Instructions to follow
Please transcribe the listing below in full and word for word, without its pictures.

===== Data section

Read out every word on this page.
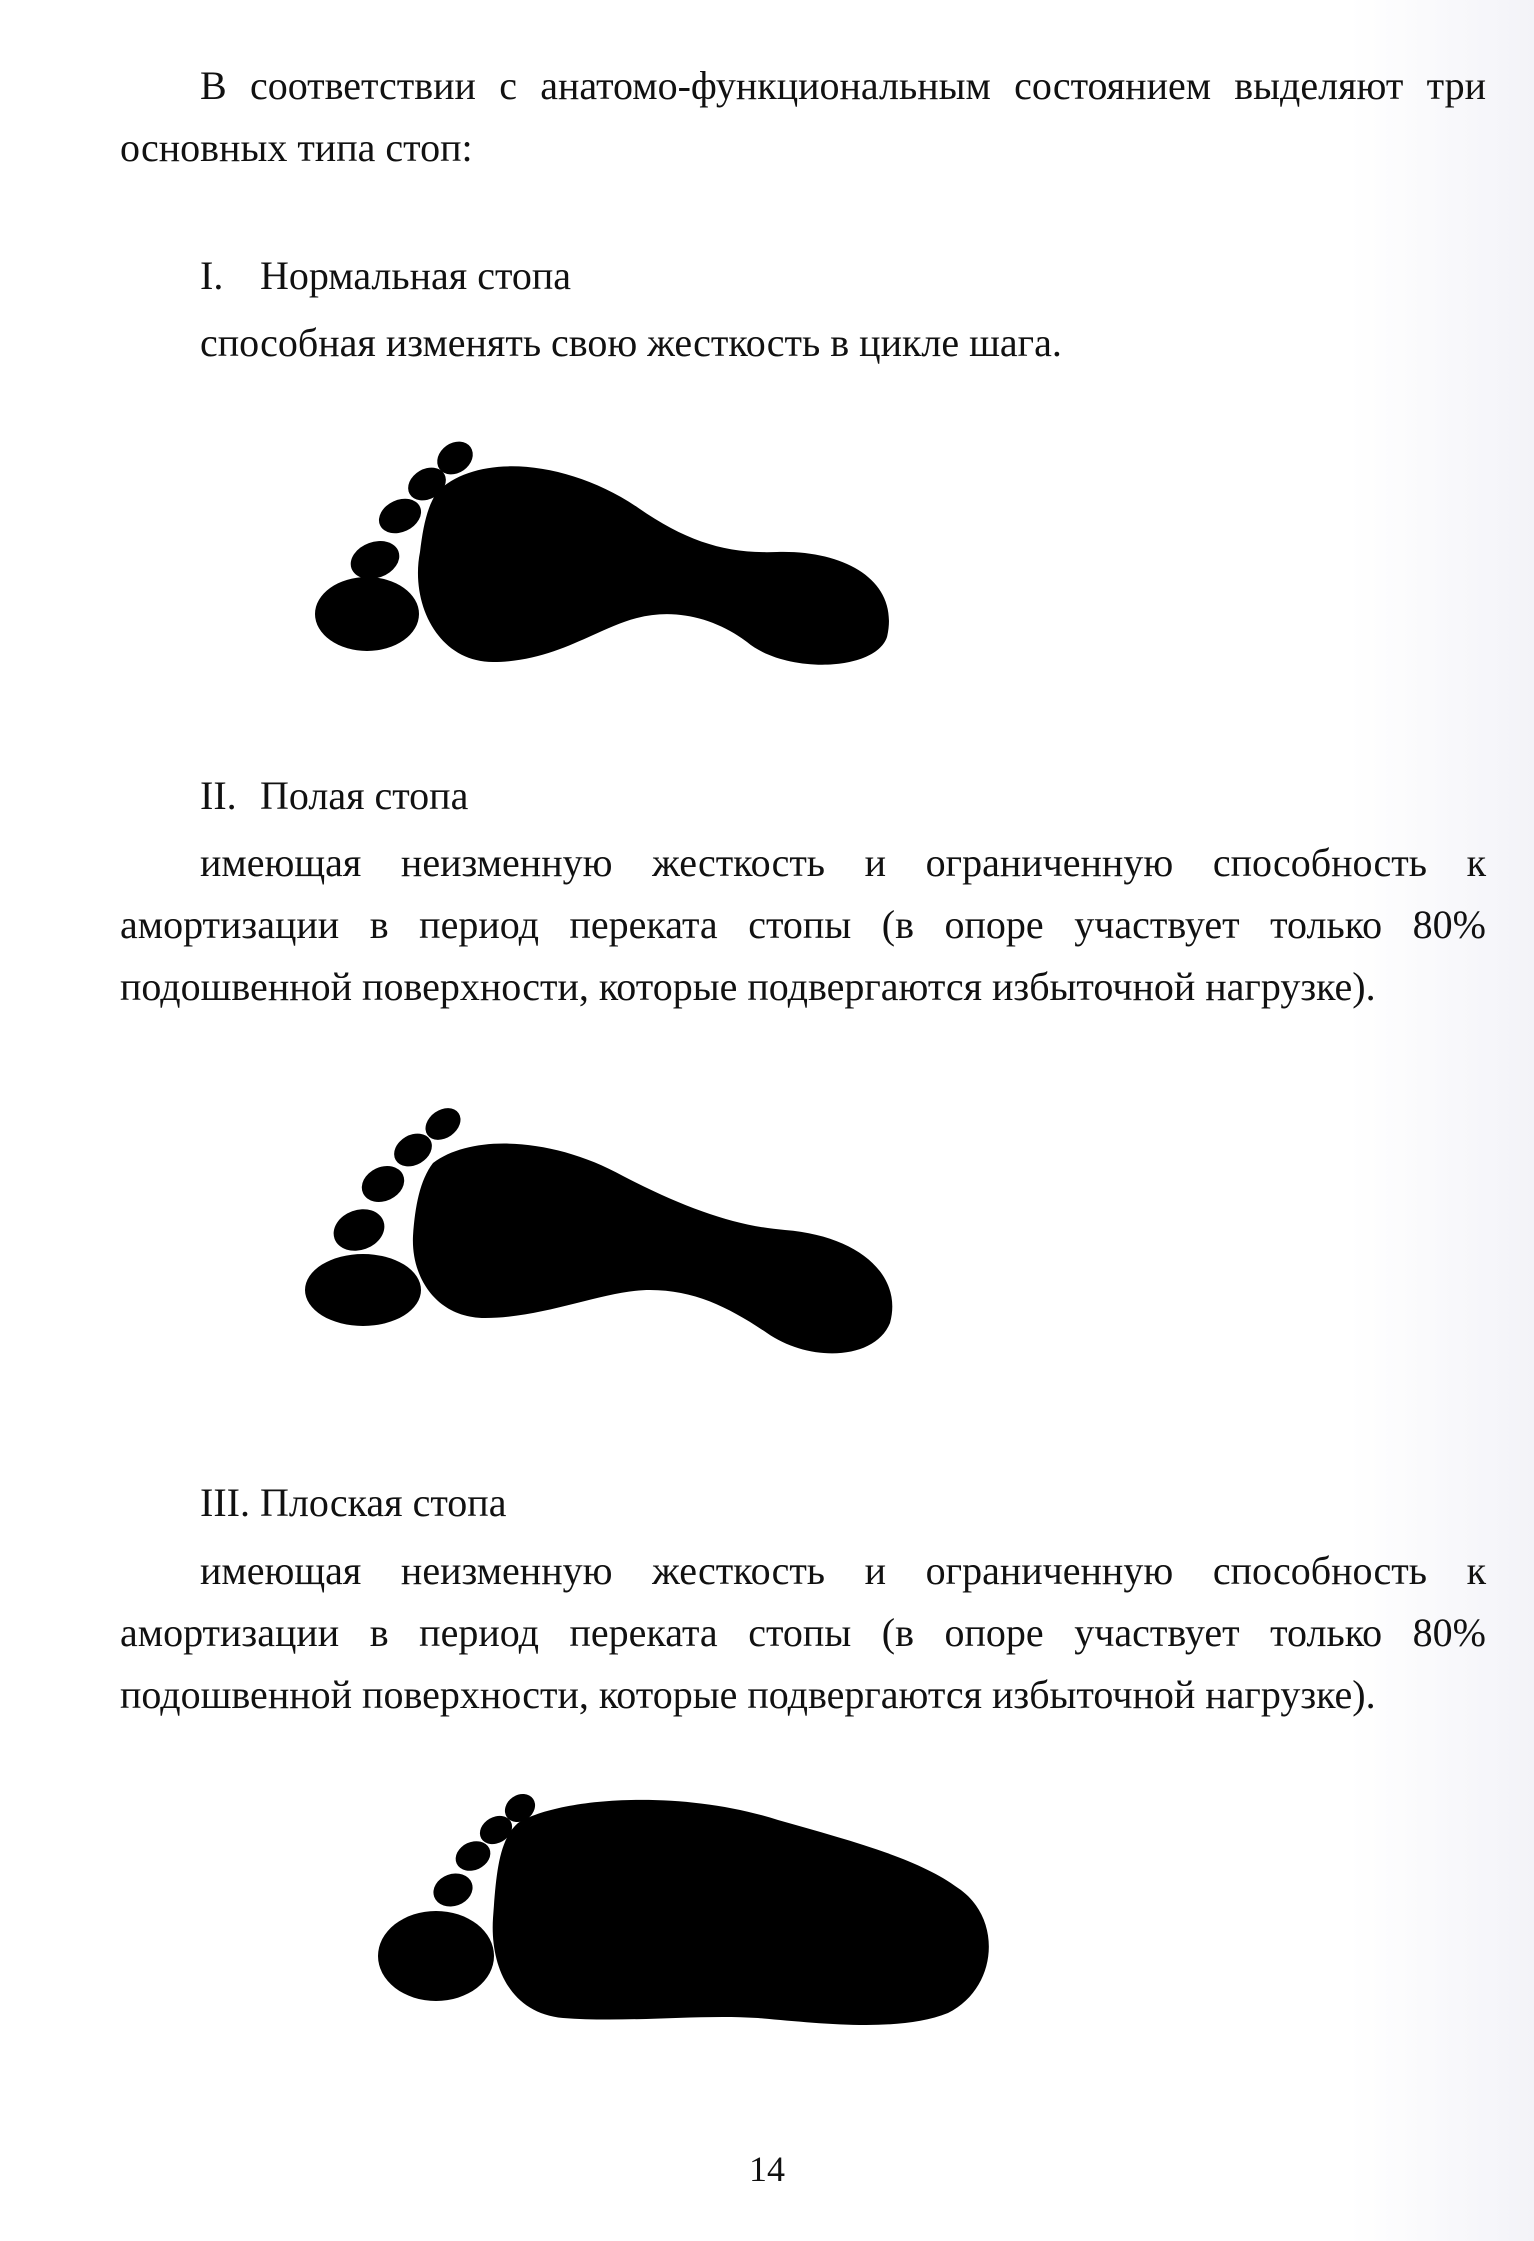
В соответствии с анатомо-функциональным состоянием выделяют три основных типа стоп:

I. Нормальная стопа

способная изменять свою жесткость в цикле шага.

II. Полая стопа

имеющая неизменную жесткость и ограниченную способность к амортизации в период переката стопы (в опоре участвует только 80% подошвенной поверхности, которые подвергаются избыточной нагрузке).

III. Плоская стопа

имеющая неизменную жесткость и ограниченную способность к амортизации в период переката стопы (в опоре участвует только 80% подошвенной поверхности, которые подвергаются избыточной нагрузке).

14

==========

The response
Read out every word on this page.
В соответствии с анатомо-функциональным состоянием выделяют три основных типа стоп:

I. Нормальная стопа

способная изменять свою жесткость в цикле шага.

II. Полая стопа

имеющая неизменную жесткость и ограниченную способность к амортизации в период переката стопы (в опоре участвует только 80% подошвенной поверхности, которые подвергаются избыточной нагрузке).

III. Плоская стопа

имеющая неизменную жесткость и ограниченную способность к амортизации в период переката стопы (в опоре участвует только 80% подошвенной поверхности, которые подвергаются избыточной нагрузке).

14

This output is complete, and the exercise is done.